EXCERPT TO READ:
-*-*-
Its, also quite vital to understand the combined standard uncertainty, sensitivity and the uncertainty contribution related to the input-output quantities of emission intensity, Leontief inverse and the final demand. Table S8 (rural household), Table S9 (urban household) and S10 (total household) presents the input quantities (parameters) related uncertainties measurements. Each input quantity’s contribution to the uncertainty of the sectoral emission outcome is calculated by taking a product of the combined standard uncertainty and sensitivity coefficient of that input for a particular sector. For the rural, urban and total household embedded carbon emissions, the highest amount of ‘combined standard uncertainty’ for almost all the sectors quite obviously due to larger values came from the final demand. However, the largest value of almost all of the sectors sensitivity came from the emission intensity. Furthermore, the highest amount of input quantities contribution to sectoral uncertainty with some exceptions also came from the input of emissions intensity, the emission intensity estimation is based upon the provincial energy data from the National Bureau of statistics of China. The exceptional industries like ‘Extractive industry’, ‘Petroleum processing, Coking and Nuclear fuel industry’, ‘Non-metallic Mineral Products’, ‘Metal products manufacturing’ and ‘Transport, Post and Telecommunication’, had the highest value of their ‘uncertainty contribution’ from their respective final demands.
-*-*-
SUPPLIED MATERIAL:
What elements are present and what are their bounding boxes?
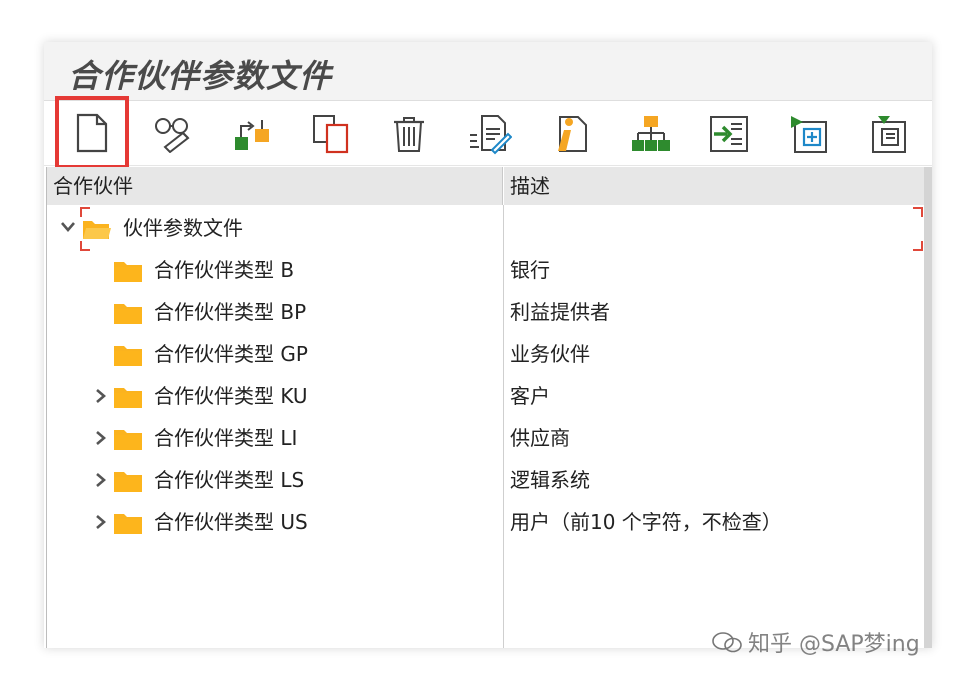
-*-*-
WORK INSTRUCTIONS: According to the uncertainty excerpt, which input quantity provided the largest sensitivity value for almost all sectors?

ANSWER TO THIS PROBLEM: The emission intensity.